Matthew’s version of this story has one key difference from the other Synoptic Gospels, and that is this remark that the ones picking the grain “were hungry….” Picking grain—harvesting a field—certainly counts as “work,” which is forbidden on the Sabbath. Matthew is playing to a “loophole” in interpreting the Law when he speaks of the disciples’ hunger. As Jesus says elsewhere, the Law is made for human beings, not vice-versa. Preservation of human life is the chief value of the Law so, if the disciples are hungry, they need to eat to preserve their lives.

Are they really dying of starvation, or is Jesus pushing the boundary here? If you follow Mark or Luke, the latter is the case. Matthew “muddies the water” by presenting a legitimate reason for setting aside the prohibition of working on the Sabbath. He then has Jesus cite two precedents for his interpretation of the Law in this case: David and his army eating the offering-bread, and the priests working in the Temple (e.g., slaughtering sacrificial animals). Neither precedent is quite on target, but that is less important than the claim that there can be exceptions to this Sabbath prohibition. In his argument, it is implicit; Jesus makes it explicit in the “punch-line” when he claims that “the human person (or offspring of Adam) is Lord of the Sabbath” (Matt. 12:8). Many Jews would agree with Jesus that it is permissible to pluck the grain if that is the only way one will be able to eat that day, but they would disagree with such a blanket statement that makes it sound like individual humans can decide which Sabbath Laws to observe and which not.

» To be done:
1) Please rewrite the paragraph of the Sabbath commentary beginning "Matthew’s version of this story" as a short bulleted list that keeps its main facts.
2) Decide whether each statement agrees with the Sabbath commentary, answering yes or no and quoting the words that settle it.
(a) Picking grain is treated as work that is forbidden on the Sabbath.
(b) Jesus cites three precedents for his interpretation of the Law.
(c) Many Jews would accept a blanket statement letting individuals choose which Sabbath Laws to observe.
3) Write the next part of the Sabbath commentary, picking up after its final sentence.
The rows come from a separate source and are unrelated to the Sabbath commentary.

» Dataset entries:
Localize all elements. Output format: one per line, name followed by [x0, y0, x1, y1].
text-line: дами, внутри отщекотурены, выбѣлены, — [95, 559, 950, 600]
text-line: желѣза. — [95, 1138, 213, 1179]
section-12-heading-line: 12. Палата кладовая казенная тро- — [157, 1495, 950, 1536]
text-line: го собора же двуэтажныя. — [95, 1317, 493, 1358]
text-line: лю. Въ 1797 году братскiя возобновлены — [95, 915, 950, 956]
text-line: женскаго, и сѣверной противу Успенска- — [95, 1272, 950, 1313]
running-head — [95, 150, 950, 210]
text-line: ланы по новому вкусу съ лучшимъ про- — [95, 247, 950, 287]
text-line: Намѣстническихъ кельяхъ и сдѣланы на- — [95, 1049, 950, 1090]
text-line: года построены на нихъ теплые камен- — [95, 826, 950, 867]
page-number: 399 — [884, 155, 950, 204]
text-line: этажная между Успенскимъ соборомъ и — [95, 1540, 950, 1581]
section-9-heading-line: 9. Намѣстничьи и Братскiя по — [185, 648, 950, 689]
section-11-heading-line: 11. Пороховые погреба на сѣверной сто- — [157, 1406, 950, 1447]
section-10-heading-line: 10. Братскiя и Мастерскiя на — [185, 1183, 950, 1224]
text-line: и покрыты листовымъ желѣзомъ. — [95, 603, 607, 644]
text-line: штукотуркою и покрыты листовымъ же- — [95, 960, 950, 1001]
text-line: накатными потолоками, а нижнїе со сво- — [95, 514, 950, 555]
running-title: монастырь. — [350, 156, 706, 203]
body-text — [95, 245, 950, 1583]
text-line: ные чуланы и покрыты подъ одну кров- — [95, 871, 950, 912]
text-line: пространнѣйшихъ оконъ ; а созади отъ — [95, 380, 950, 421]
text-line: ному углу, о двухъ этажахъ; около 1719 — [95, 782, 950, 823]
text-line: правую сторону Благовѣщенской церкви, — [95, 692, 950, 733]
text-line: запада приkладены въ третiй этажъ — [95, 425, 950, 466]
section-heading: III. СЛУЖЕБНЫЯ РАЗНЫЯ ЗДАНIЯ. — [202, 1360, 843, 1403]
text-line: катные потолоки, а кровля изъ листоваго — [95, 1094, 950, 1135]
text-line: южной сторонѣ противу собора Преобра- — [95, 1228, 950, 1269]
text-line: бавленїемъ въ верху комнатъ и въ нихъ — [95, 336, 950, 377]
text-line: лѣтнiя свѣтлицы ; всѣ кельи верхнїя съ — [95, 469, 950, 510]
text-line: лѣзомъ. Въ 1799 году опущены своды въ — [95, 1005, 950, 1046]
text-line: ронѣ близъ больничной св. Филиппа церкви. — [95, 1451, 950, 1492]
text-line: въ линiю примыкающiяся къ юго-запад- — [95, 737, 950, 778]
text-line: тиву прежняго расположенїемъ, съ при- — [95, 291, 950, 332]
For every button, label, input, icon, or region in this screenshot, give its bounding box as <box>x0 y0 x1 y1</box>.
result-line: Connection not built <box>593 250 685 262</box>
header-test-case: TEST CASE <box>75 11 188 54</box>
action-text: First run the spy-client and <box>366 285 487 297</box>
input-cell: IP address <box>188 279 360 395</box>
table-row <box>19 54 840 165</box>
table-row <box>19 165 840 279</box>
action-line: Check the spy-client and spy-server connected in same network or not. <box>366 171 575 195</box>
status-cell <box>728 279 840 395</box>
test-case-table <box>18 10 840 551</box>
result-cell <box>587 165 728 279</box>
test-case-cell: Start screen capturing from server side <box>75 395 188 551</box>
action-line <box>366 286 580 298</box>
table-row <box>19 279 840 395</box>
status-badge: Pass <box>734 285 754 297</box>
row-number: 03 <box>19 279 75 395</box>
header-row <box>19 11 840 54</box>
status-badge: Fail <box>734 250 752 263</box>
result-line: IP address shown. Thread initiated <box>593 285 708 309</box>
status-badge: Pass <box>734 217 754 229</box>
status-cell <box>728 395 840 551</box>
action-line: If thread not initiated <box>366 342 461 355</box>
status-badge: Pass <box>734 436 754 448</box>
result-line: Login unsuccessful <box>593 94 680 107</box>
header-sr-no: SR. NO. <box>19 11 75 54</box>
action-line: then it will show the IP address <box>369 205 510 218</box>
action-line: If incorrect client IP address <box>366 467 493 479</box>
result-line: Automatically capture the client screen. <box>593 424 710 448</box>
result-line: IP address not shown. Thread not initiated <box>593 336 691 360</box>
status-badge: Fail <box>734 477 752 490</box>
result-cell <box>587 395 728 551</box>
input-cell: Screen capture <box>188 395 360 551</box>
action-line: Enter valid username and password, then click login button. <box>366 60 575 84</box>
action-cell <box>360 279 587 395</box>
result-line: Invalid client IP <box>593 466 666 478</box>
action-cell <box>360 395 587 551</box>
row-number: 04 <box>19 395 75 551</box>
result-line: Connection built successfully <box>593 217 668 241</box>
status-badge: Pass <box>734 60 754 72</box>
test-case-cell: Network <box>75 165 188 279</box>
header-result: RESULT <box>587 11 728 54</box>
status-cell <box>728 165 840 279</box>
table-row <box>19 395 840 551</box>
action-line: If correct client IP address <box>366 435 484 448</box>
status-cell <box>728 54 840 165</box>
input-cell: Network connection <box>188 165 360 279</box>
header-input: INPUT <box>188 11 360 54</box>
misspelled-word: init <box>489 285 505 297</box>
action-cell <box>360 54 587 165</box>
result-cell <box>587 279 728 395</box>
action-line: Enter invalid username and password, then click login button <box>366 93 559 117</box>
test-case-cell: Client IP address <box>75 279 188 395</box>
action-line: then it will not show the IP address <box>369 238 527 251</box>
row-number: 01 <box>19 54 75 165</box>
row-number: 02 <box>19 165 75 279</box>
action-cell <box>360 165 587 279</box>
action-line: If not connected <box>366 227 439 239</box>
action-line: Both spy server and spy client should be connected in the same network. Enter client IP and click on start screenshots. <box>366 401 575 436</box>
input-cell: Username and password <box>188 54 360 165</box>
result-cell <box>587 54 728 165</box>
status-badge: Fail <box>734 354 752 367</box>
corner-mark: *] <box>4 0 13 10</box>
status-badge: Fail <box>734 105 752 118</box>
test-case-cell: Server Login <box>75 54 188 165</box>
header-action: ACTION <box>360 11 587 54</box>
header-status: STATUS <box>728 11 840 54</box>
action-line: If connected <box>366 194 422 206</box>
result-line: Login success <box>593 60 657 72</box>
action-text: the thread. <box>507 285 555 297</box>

» Answers provided:
1)
- Unlike the other Synoptic Gospels, Matthew says the disciples picking the grain were hungry.
- Picking grain counts as work, which is forbidden on the Sabbath.
- By mentioning their hunger, Matthew plays to a loophole in interpreting the Law.
- As Jesus says elsewhere, the Law is made for human beings, not the reverse.
- Preserving human life is the Law's chief value, so hungry disciples must eat.

2)
(a) Yes: "Picking grain—harvesting a field—certainly counts as “work,” which is forbidden on the Sabbath."
(b) No: "He then has Jesus cite two precedents for his interpretation of the Law in this case"
(c) No: "they would disagree with such a blanket statement that makes it sound like individual humans can decide which Sabbath Laws to observe and which not."

3)
Johannes “Jan” Luyken (1649-1712) etching
from the Bowyer Bible, Bolton, England.
“Works of Mercy: Feeding the Hungry”

Readers tend to overlook the disciples’ hunger or, if they do notice, they “explain” it as I just did. But why are the disciples hungry? The “Pharisees” who object are not said to be hungry. Jesus and the disciples are itinerant; they have no permanent home, so neither do they have any stable means of income. They have been living off the generosity of those who listen to Jesus preach and who are recipients of his healing ministry. If the disciples are hungry, then those who have benefited from Jesus’ ministry are not responding with generosity (cf., Matt. 11:20–24). The well-fed “Pharisees” should be offering to share their tables with the disciples; instead, having no empathy for those are hungry, they castigate them.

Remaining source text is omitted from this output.